## Input:
***

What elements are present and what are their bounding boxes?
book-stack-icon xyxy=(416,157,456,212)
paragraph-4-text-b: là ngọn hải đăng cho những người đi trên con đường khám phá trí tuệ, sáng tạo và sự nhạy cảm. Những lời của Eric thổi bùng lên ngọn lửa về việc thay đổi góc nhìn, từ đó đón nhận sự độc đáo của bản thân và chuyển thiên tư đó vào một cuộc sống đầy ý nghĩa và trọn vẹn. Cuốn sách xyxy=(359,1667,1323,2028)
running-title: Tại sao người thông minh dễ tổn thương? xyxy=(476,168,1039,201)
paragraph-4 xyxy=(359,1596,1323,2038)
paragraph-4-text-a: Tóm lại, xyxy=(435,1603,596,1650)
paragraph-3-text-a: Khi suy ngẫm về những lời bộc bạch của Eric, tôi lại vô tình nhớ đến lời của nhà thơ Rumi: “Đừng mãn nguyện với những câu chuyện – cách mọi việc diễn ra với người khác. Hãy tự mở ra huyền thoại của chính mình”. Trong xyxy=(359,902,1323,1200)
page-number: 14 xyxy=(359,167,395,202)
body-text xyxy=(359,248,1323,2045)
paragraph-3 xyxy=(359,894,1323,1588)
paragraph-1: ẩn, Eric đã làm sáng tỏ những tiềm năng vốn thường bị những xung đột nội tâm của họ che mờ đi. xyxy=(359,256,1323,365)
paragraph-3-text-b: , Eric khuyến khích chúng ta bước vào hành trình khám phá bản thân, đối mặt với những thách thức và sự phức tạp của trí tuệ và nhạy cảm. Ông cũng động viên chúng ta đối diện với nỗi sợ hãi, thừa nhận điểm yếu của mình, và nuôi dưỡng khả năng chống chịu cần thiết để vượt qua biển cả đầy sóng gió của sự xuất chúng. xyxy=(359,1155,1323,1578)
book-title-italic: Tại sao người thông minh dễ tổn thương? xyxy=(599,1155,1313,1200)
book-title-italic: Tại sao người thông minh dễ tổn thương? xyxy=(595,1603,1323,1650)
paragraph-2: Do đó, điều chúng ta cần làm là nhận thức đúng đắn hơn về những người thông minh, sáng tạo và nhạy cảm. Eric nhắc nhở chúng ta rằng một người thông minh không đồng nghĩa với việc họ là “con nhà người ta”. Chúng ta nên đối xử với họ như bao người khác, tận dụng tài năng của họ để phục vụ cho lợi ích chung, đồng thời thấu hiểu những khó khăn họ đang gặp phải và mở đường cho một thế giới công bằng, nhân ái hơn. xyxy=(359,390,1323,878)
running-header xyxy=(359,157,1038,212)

***

## Directions:
Put the lines from the start of the records up to and including the line containing "book-stack-icon xyxy=(416,157,456,212)" into a JSON list of strings, one string per line, leaving out any blank lines.

## Result of the exercise:
[
  "What elements are present and what are their bounding boxes?",
  "book-stack-icon xyxy=(416,157,456,212)"
]